Dataset entries on figures
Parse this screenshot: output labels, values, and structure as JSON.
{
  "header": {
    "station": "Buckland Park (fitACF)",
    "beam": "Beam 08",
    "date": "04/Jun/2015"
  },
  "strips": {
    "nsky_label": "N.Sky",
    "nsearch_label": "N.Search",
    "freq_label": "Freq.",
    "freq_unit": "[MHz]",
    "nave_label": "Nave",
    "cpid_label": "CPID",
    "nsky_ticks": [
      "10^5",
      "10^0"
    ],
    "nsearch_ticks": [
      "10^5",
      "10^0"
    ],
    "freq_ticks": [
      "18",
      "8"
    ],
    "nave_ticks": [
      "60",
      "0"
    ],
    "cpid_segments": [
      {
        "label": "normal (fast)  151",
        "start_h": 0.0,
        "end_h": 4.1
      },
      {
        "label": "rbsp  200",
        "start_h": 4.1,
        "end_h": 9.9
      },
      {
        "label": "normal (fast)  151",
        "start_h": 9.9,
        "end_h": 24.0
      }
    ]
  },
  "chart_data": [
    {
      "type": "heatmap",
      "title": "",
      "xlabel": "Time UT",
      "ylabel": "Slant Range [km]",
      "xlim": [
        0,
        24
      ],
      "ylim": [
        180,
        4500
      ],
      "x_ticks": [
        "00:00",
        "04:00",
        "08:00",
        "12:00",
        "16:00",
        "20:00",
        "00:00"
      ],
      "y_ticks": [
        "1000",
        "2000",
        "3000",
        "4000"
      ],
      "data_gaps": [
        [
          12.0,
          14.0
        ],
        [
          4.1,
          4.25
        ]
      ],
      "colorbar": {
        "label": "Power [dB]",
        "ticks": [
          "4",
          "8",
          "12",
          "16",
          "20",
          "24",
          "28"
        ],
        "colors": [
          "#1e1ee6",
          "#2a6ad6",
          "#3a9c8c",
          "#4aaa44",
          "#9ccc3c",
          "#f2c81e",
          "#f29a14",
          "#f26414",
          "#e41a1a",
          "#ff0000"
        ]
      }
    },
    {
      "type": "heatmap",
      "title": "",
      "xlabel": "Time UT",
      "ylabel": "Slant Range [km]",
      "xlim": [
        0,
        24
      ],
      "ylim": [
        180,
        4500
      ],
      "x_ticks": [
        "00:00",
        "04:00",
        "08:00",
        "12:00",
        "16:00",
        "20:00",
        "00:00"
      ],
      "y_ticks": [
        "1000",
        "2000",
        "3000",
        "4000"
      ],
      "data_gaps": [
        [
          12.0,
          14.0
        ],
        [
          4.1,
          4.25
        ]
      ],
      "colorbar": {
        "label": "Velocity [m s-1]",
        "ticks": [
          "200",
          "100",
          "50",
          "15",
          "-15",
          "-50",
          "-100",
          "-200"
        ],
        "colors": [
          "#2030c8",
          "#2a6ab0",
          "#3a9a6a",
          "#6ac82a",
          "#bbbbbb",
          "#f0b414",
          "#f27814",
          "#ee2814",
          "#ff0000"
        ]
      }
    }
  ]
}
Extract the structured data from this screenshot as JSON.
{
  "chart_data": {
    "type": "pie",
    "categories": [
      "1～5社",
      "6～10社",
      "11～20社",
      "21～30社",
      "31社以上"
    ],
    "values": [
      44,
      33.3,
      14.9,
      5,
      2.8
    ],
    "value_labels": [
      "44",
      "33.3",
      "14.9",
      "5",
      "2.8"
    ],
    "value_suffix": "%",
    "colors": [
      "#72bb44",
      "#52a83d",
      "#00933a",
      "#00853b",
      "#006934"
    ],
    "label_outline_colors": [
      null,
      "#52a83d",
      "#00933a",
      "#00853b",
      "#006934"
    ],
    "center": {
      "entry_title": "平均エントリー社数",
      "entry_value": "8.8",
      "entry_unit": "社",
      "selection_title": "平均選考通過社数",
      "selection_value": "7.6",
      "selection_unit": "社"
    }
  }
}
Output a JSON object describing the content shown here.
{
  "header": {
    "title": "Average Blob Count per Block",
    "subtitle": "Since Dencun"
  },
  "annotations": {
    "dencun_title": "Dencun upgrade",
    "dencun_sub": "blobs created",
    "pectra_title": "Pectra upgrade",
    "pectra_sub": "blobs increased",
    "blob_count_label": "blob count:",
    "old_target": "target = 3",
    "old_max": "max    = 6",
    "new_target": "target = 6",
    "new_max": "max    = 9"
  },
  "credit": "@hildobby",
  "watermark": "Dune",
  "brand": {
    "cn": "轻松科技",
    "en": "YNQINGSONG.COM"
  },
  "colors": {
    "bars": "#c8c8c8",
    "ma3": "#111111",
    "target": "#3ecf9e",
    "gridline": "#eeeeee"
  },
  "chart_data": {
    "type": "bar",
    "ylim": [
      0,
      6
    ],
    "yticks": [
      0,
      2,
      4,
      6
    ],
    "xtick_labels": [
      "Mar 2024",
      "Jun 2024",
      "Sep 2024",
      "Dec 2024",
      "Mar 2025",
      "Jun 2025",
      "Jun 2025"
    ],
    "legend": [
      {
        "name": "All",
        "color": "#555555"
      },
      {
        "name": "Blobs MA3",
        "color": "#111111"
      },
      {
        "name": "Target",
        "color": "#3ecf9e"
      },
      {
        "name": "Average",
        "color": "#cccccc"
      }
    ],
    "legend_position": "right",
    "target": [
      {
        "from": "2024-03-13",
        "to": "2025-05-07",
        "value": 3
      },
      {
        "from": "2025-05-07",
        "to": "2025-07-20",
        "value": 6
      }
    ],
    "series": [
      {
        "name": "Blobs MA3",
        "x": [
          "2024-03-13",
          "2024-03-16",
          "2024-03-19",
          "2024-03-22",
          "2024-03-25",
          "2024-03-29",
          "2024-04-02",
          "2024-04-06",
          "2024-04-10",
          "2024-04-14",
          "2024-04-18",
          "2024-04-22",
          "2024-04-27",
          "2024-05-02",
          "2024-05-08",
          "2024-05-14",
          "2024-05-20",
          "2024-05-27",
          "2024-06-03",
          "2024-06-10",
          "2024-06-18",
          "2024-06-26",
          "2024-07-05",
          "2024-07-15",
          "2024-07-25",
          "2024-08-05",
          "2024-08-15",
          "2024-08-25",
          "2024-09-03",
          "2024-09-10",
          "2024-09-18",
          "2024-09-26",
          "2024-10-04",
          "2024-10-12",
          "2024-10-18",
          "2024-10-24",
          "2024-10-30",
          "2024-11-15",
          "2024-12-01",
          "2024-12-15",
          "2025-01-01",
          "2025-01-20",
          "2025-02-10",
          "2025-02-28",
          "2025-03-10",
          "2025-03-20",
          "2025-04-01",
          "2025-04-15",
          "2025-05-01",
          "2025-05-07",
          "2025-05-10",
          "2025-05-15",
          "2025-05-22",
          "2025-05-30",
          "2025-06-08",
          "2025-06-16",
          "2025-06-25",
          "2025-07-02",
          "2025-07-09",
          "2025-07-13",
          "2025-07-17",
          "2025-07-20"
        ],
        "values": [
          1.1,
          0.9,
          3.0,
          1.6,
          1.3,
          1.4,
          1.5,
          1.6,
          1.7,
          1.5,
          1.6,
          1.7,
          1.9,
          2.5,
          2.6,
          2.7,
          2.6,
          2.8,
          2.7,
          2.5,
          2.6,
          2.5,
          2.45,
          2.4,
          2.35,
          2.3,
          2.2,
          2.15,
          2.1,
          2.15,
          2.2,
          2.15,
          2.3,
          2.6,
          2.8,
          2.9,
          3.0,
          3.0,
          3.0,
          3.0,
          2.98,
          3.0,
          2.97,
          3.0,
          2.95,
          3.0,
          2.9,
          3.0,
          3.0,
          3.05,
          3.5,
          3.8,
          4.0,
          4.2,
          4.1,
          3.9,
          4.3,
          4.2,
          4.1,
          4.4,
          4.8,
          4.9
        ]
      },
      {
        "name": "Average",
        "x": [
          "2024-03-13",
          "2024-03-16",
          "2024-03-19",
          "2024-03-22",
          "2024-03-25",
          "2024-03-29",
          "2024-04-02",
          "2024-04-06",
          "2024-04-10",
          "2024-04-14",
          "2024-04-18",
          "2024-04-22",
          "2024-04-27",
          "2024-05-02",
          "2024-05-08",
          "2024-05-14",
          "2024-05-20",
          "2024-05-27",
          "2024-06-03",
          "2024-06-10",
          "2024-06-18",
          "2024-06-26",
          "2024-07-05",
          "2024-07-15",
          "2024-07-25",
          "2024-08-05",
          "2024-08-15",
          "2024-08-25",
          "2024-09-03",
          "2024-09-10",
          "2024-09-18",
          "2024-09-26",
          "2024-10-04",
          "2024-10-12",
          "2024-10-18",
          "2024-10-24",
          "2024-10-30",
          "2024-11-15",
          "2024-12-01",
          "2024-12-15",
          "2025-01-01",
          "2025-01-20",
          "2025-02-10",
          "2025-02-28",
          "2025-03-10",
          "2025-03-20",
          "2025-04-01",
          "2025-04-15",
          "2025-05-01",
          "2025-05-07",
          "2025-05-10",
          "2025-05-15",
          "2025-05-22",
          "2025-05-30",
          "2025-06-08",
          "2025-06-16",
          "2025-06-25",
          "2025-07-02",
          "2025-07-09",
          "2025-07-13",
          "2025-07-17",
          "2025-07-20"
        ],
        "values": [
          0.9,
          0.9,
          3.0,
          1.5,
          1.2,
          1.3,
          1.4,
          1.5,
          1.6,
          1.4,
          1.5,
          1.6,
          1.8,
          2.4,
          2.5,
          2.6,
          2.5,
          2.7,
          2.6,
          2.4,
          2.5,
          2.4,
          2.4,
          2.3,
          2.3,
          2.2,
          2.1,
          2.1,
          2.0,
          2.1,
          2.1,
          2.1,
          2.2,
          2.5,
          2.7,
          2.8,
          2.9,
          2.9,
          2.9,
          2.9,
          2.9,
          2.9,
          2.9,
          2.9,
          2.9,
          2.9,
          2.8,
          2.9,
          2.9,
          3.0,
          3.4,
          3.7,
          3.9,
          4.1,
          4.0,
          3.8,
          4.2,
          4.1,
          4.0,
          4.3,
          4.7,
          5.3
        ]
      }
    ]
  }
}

## Exercise
Reply with only the number of lines in the entries that contain the word "screenshot".

## Output for this task
2